- **STATED PROBLEM**
Review the material line by line. Identify and copy every line that contains the string "period".

═══

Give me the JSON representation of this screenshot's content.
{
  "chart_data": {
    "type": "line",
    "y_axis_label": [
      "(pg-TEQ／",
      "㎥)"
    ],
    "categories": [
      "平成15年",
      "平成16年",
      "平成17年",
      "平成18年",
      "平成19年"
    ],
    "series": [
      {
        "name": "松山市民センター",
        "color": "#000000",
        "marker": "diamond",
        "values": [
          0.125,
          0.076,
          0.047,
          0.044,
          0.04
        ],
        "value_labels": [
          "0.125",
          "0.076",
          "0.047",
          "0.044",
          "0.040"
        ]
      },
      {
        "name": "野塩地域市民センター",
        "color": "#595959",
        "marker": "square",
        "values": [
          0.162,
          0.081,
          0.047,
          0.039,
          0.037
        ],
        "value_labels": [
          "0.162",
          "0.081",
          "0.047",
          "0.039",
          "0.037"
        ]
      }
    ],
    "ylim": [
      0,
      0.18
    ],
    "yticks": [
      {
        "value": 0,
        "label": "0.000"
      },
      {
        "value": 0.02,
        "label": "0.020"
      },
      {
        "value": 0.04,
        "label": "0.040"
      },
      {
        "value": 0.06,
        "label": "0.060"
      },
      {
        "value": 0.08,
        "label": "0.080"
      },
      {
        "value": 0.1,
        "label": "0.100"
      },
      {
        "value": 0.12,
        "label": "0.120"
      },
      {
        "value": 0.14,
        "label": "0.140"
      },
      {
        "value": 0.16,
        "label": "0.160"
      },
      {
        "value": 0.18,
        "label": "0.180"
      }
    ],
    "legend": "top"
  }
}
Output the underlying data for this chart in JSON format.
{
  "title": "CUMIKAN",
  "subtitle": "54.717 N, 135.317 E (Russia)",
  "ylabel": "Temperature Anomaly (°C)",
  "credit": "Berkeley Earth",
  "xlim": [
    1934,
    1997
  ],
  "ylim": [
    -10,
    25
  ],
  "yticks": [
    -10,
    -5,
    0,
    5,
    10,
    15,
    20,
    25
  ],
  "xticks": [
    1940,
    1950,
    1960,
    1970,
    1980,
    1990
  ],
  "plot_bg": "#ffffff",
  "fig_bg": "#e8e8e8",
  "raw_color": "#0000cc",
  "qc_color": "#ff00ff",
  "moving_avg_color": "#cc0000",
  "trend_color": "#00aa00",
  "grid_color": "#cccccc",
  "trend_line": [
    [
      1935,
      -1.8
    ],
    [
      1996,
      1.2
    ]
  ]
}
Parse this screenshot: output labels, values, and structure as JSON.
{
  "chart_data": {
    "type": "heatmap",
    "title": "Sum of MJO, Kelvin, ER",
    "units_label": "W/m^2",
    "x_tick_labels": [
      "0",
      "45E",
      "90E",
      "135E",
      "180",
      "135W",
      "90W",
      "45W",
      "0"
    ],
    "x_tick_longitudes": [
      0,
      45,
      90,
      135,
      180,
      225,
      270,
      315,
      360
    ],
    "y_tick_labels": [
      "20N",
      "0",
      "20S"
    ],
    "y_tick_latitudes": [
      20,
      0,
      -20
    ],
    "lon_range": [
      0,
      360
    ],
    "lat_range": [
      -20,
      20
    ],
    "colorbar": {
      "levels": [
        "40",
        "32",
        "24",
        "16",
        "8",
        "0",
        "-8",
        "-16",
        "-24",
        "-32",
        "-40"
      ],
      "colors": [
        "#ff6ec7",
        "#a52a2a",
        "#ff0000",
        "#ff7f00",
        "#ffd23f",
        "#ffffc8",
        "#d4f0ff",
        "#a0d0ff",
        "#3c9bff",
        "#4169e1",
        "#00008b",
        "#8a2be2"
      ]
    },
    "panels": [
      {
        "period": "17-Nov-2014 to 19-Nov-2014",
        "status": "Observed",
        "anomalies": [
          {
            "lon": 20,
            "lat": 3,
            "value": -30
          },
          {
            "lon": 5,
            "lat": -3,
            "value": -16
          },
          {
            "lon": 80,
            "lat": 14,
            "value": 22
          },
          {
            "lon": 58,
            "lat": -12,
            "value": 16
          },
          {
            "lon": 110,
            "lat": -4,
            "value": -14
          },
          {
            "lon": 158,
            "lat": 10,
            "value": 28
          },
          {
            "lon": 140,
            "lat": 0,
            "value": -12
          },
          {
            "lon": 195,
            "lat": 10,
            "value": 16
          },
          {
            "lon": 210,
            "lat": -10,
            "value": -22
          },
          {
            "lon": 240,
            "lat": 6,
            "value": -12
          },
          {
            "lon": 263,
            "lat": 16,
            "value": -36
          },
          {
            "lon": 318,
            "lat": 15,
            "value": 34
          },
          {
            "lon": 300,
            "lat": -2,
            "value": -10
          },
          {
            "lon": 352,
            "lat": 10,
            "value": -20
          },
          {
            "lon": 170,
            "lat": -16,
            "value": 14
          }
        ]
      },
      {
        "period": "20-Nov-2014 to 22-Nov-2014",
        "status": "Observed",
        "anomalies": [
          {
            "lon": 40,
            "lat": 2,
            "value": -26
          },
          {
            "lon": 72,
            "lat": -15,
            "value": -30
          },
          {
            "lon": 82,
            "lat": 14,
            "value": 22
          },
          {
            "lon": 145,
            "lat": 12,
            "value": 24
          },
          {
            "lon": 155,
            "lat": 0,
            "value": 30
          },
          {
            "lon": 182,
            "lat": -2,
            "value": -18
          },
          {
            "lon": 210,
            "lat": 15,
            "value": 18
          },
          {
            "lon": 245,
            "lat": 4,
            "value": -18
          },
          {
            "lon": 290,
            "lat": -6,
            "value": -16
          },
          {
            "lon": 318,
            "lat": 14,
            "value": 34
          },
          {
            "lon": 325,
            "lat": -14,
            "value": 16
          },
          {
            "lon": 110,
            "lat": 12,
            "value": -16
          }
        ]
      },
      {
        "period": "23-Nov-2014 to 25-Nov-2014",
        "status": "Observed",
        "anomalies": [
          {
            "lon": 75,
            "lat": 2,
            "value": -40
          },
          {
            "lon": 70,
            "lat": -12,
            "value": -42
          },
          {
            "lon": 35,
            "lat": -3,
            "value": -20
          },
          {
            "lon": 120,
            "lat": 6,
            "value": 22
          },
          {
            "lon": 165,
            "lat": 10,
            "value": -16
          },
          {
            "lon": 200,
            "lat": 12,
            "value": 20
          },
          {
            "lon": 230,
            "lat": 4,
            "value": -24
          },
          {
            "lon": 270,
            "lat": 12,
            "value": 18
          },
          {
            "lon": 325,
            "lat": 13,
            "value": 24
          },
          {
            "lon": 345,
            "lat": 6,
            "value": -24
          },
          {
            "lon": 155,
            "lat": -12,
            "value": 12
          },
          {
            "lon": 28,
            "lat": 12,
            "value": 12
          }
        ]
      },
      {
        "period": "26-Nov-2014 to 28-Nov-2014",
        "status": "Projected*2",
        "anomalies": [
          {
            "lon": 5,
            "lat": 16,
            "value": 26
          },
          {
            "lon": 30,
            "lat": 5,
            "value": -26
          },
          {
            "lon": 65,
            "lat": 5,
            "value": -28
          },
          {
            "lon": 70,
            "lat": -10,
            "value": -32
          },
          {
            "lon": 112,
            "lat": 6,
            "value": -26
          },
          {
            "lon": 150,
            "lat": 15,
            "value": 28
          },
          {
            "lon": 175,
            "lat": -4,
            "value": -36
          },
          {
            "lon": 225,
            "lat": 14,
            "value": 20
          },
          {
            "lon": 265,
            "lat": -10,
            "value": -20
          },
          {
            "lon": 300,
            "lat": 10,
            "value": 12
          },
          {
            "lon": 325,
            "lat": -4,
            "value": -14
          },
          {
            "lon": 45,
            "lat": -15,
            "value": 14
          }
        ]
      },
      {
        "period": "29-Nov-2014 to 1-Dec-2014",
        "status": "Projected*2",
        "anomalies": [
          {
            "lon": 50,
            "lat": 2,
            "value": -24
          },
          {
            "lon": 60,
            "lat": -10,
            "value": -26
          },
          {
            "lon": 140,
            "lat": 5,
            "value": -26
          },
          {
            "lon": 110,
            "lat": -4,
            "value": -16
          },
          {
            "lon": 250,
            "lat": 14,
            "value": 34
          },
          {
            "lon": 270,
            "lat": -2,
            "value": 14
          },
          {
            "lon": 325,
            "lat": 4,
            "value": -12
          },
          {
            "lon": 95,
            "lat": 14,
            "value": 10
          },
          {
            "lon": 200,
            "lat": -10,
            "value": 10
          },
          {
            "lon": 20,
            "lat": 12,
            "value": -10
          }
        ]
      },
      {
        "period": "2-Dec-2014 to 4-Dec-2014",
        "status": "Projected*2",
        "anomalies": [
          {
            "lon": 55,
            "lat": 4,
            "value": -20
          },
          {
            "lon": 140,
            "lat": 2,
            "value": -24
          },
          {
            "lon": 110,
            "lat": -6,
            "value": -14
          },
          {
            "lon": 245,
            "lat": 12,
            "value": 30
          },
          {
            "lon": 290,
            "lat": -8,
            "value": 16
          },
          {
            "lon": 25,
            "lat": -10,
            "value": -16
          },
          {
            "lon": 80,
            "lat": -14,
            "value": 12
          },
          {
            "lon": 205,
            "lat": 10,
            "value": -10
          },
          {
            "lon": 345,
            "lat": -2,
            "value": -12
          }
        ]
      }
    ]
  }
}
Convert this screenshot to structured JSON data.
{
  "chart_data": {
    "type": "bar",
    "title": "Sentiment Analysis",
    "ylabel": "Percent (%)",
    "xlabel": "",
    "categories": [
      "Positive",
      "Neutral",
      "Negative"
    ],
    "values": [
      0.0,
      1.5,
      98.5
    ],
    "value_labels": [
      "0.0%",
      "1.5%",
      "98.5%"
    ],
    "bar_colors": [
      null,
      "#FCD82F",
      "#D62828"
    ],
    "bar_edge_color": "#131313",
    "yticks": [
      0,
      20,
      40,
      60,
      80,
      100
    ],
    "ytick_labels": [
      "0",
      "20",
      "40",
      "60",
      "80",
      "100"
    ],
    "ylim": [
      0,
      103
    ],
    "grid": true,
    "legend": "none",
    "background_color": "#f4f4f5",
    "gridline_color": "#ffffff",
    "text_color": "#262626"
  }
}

═══

- **RESULT OF THIS TASK**
        "period": "17-Nov-2014 to 19-Nov-2014",
        "period": "20-Nov-2014 to 22-Nov-2014",
        "period": "23-Nov-2014 to 25-Nov-2014",
        "period": "26-Nov-2014 to 28-Nov-2014",
        "period": "29-Nov-2014 to 1-Dec-2014",
        "period": "2-Dec-2014 to 4-Dec-2014",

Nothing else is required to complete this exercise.